Instruction: Restate every line of the material, word for word.

* BEGIN Exercise material *

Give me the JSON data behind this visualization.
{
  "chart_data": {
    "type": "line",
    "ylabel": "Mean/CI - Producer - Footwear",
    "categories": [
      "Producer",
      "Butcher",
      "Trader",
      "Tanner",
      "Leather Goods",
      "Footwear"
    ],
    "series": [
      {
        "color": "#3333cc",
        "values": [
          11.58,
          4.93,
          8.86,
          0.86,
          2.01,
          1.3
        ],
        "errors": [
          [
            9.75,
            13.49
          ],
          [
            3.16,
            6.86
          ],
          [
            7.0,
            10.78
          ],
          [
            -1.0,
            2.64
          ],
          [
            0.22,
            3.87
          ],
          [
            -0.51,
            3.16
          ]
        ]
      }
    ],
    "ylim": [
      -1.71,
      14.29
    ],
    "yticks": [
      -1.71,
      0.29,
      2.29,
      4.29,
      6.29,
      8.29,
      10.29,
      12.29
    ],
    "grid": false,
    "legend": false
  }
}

* END Exercise material *

Response to the task:
Give me the JSON data behind this visualization.
{
  "chart_data": {
    "type": "line",
    "ylabel": "Mean/CI - Producer - Footwear",
    "categories": [
      "Producer",
      "Butcher",
      "Trader",
      "Tanner",
      "Leather Goods",
      "Footwear"
    ],
    "series": [
      {
        "color": "#3333cc",
        "values": [
          11.58,
          4.93,
          8.86,
          0.86,
          2.01,
          1.3
        ],
        "errors": [
          [
            9.75,
            13.49
          ],
          [
            3.16,
            6.86
          ],
          [
            7.0,
            10.78
          ],
          [
            -1.0,
            2.64
          ],
          [
            0.22,
            3.87
          ],
          [
            -0.51,
            3.16
          ]
        ]
      }
    ],
    "ylim": [
      -1.71,
      14.29
    ],
    "yticks": [
      -1.71,
      0.29,
      2.29,
      4.29,
      6.29,
      8.29,
      10.29,
      12.29
    ],
    "grid": false,
    "legend": false
  }
}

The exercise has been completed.